> _Exercise aim_
Each entry in the listing below should be restated word for word.
═════ Dataset rows ═════
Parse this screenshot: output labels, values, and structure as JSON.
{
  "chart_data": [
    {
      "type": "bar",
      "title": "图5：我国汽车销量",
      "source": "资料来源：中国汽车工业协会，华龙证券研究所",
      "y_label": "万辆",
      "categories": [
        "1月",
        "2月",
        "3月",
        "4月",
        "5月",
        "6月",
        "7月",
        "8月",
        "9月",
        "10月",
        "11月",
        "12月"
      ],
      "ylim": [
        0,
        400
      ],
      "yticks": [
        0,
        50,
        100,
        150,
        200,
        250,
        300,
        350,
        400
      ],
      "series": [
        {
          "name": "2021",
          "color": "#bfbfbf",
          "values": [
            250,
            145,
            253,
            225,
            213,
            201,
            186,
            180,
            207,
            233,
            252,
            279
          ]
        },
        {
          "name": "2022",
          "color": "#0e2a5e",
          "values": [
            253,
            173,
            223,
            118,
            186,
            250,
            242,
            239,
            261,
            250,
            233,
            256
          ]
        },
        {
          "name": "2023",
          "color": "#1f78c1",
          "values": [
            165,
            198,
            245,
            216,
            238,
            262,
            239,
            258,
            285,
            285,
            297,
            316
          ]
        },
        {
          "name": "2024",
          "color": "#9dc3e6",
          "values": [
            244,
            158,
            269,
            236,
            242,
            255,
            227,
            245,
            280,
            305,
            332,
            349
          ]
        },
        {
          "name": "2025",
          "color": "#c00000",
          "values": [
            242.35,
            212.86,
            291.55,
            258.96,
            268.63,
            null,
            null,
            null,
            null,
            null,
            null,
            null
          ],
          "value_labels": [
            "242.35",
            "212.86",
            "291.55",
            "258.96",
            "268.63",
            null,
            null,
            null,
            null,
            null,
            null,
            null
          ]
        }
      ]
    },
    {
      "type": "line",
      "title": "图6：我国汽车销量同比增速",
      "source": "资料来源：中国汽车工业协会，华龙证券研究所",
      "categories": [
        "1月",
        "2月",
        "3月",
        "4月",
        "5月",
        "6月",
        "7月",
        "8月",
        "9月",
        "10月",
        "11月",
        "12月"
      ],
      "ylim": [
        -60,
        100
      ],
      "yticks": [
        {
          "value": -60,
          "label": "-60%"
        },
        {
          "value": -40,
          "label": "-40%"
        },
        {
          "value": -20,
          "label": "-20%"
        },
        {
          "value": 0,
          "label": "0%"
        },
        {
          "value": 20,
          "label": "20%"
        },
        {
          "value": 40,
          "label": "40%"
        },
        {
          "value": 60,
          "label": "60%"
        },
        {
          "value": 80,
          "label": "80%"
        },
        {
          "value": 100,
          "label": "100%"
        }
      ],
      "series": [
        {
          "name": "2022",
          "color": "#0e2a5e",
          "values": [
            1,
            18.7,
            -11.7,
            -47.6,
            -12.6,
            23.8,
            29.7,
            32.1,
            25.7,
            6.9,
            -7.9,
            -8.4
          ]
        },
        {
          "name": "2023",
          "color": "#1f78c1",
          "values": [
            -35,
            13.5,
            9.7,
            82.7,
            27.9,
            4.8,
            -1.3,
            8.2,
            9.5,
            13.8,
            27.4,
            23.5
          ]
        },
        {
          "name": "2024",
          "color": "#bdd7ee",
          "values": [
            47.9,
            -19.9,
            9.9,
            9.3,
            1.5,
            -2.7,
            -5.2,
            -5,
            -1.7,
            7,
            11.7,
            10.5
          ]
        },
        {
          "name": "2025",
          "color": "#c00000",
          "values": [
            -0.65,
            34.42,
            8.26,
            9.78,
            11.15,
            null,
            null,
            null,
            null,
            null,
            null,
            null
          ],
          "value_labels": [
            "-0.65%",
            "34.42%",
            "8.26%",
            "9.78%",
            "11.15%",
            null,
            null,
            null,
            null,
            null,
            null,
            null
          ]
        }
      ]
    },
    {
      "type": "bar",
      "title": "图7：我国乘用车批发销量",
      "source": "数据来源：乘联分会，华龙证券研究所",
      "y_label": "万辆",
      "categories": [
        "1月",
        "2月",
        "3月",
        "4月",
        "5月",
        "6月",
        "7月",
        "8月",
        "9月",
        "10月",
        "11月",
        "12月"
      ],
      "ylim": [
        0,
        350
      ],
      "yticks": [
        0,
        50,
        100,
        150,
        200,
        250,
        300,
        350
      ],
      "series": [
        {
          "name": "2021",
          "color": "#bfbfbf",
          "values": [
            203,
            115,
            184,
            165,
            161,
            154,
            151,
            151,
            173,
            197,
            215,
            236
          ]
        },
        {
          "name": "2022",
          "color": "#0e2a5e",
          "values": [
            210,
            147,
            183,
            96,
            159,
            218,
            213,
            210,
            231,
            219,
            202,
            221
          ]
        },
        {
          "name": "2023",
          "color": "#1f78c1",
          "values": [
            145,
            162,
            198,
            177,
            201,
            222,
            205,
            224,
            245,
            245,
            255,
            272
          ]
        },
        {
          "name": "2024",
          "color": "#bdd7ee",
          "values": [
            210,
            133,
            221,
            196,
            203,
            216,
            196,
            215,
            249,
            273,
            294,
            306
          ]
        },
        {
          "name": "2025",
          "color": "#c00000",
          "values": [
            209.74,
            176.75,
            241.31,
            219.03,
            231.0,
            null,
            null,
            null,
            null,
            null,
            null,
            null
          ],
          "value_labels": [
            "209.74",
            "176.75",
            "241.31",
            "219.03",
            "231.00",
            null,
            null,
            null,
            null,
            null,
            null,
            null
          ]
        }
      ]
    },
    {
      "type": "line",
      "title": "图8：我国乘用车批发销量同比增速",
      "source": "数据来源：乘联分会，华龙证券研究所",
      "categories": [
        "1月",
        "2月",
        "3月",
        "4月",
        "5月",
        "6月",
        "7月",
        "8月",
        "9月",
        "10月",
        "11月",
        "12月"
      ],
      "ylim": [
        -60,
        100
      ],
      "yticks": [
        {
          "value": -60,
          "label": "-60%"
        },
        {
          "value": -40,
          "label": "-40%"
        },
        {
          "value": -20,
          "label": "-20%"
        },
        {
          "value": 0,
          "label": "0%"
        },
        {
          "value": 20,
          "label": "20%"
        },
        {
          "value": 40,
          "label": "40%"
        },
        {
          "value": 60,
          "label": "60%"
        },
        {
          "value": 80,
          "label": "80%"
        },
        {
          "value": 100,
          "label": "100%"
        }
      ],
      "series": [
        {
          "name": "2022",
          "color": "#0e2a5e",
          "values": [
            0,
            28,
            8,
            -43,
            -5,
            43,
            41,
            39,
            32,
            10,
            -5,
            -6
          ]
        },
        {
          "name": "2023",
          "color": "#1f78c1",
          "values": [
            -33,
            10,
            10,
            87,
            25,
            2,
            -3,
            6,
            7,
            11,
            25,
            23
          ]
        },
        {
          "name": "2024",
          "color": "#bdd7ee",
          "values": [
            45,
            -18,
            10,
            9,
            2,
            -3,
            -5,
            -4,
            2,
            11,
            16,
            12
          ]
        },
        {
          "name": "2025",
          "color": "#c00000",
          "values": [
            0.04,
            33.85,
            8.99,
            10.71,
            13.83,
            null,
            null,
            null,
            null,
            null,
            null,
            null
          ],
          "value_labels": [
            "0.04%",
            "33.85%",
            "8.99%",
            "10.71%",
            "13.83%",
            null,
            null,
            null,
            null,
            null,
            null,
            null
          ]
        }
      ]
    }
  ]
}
═════
> _Output_
Parse this screenshot: output labels, values, and structure as JSON.
{
  "chart_data": [
    {
      "type": "bar",
      "title": "图5：我国汽车销量",
      "source": "资料来源：中国汽车工业协会，华龙证券研究所",
      "y_label": "万辆",
      "categories": [
        "1月",
        "2月",
        "3月",
        "4月",
        "5月",
        "6月",
        "7月",
        "8月",
        "9月",
        "10月",
        "11月",
        "12月"
      ],
      "ylim": [
        0,
        400
      ],
      "yticks": [
        0,
        50,
        100,
        150,
        200,
        250,
        300,
        350,
        400
      ],
      "series": [
        {
          "name": "2021",
          "color": "#bfbfbf",
          "values": [
            250,
            145,
            253,
            225,
            213,
            201,
            186,
            180,
            207,
            233,
            252,
            279
          ]
        },
        {
          "name": "2022",
          "color": "#0e2a5e",
          "values": [
            253,
            173,
            223,
            118,
            186,
            250,
            242,
            239,
            261,
            250,
            233,
            256
          ]
        },
        {
          "name": "2023",
          "color": "#1f78c1",
          "values": [
            165,
            198,
            245,
            216,
            238,
            262,
            239,
            258,
            285,
            285,
            297,
            316
          ]
        },
        {
          "name": "2024",
          "color": "#9dc3e6",
          "values": [
            244,
            158,
            269,
            236,
            242,
            255,
            227,
            245,
            280,
            305,
            332,
            349
          ]
        },
        {
          "name": "2025",
          "color": "#c00000",
          "values": [
            242.35,
            212.86,
            291.55,
            258.96,
            268.63,
            null,
            null,
            null,
            null,
            null,
            null,
            null
          ],
          "value_labels": [
            "242.35",
            "212.86",
            "291.55",
            "258.96",
            "268.63",
            null,
            null,
            null,
            null,
            null,
            null,
            null
          ]
        }
      ]
    },
    {
      "type": "line",
      "title": "图6：我国汽车销量同比增速",
      "source": "资料来源：中国汽车工业协会，华龙证券研究所",
      "categories": [
        "1月",
        "2月",
        "3月",
        "4月",
        "5月",
        "6月",
        "7月",
        "8月",
        "9月",
        "10月",
        "11月",
        "12月"
      ],
      "ylim": [
        -60,
        100
      ],
      "yticks": [
        {
          "value": -60,
          "label": "-60%"
        },
        {
          "value": -40,
          "label": "-40%"
        },
        {
          "value": -20,
          "label": "-20%"
        },
        {
          "value": 0,
          "label": "0%"
        },
        {
          "value": 20,
          "label": "20%"
        },
        {
          "value": 40,
          "label": "40%"
        },
        {
          "value": 60,
          "label": "60%"
        },
        {
          "value": 80,
          "label": "80%"
        },
        {
          "value": 100,
          "label": "100%"
        }
      ],
      "series": [
        {
          "name": "2022",
          "color": "#0e2a5e",
          "values": [
            1,
            18.7,
            -11.7,
            -47.6,
            -12.6,
            23.8,
            29.7,
            32.1,
            25.7,
            6.9,
            -7.9,
            -8.4
          ]
        },
        {
          "name": "2023",
          "color": "#1f78c1",
          "values": [
            -35,
            13.5,
            9.7,
            82.7,
            27.9,
            4.8,
            -1.3,
            8.2,
            9.5,
            13.8,
            27.4,
            23.5
          ]
        },
        {
          "name": "2024",
          "color": "#bdd7ee",
          "values": [
            47.9,
            -19.9,
            9.9,
            9.3,
            1.5,
            -2.7,
            -5.2,
            -5,
            -1.7,
            7,
            11.7,
            10.5
          ]
        },
        {
          "name": "2025",
          "color": "#c00000",
          "values": [
            -0.65,
            34.42,
            8.26,
            9.78,
            11.15,
            null,
            null,
            null,
            null,
            null,
            null,
            null
          ],
          "value_labels": [
            "-0.65%",
            "34.42%",
            "8.26%",
            "9.78%",
            "11.15%",
            null,
            null,
            null,
            null,
            null,
            null,
            null
          ]
        }
      ]
    },
    {
      "type": "bar",
      "title": "图7：我国乘用车批发销量",
      "source": "数据来源：乘联分会，华龙证券研究所",
      "y_label": "万辆",
      "categories": [
        "1月",
        "2月",
        "3月",
        "4月",
        "5月",
        "6月",
        "7月",
        "8月",
        "9月",
        "10月",
        "11月",
        "12月"
      ],
      "ylim": [
        0,
        350
      ],
      "yticks": [
        0,
        50,
        100,
        150,
        200,
        250,
        300,
        350
      ],
      "series": [
        {
          "name": "2021",
          "color": "#bfbfbf",
          "values": [
            203,
            115,
            184,
            165,
            161,
            154,
            151,
            151,
            173,
            197,
            215,
            236
          ]
        },
        {
          "name": "2022",
          "color": "#0e2a5e",
          "values": [
            210,
            147,
            183,
            96,
            159,
            218,
            213,
            210,
            231,
            219,
            202,
            221
          ]
        },
        {
          "name": "2023",
          "color": "#1f78c1",
          "values": [
            145,
            162,
            198,
            177,
            201,
            222,
            205,
            224,
            245,
            245,
            255,
            272
          ]
        },
        {
          "name": "2024",
          "color": "#bdd7ee",
          "values": [
            210,
            133,
            221,
            196,
            203,
            216,
            196,
            215,
            249,
            273,
            294,
            306
          ]
        },
        {
          "name": "2025",
          "color": "#c00000",
          "values": [
            209.74,
            176.75,
            241.31,
            219.03,
            231.0,
            null,
            null,
            null,
            null,
            null,
            null,
            null
          ],
          "value_labels": [
            "209.74",
            "176.75",
            "241.31",
            "219.03",
            "231.00",
            null,
            null,
            null,
            null,
            null,
            null,
            null
          ]
        }
      ]
    },
    {
      "type": "line",
      "title": "图8：我国乘用车批发销量同比增速",
      "source": "数据来源：乘联分会，华龙证券研究所",
      "categories": [
        "1月",
        "2月",
        "3月",
        "4月",
        "5月",
        "6月",
        "7月",
        "8月",
        "9月",
        "10月",
        "11月",
        "12月"
      ],
      "ylim": [
        -60,
        100
      ],
      "yticks": [
        {
          "value": -60,
          "label": "-60%"
        },
        {
          "value": -40,
          "label": "-40%"
        },
        {
          "value": -20,
          "label": "-20%"
        },
        {
          "value": 0,
          "label": "0%"
        },
        {
          "value": 20,
          "label": "20%"
        },
        {
          "value": 40,
          "label": "40%"
        },
        {
          "value": 60,
          "label": "60%"
        },
        {
          "value": 80,
          "label": "80%"
        },
        {
          "value": 100,
          "label": "100%"
        }
      ],
      "series": [
        {
          "name": "2022",
          "color": "#0e2a5e",
          "values": [
            0,
            28,
            8,
            -43,
            -5,
            43,
            41,
            39,
            32,
            10,
            -5,
            -6
          ]
        },
        {
          "name": "2023",
          "color": "#1f78c1",
          "values": [
            -33,
            10,
            10,
            87,
            25,
            2,
            -3,
            6,
            7,
            11,
            25,
            23
          ]
        },
        {
          "name": "2024",
          "color": "#bdd7ee",
          "values": [
            45,
            -18,
            10,
            9,
            2,
            -3,
            -5,
            -4,
            2,
            11,
            16,
            12
          ]
        },
        {
          "name": "2025",
          "color": "#c00000",
          "values": [
            0.04,
            33.85,
            8.99,
            10.71,
            13.83,
            null,
            null,
            null,
            null,
            null,
            null,
            null
          ],
          "value_labels": [
            "0.04%",
            "33.85%",
            "8.99%",
            "10.71%",
            "13.83%",
            null,
            null,
            null,
            null,
            null,
            null,
            null
          ]
        }
      ]
    }
  ]
}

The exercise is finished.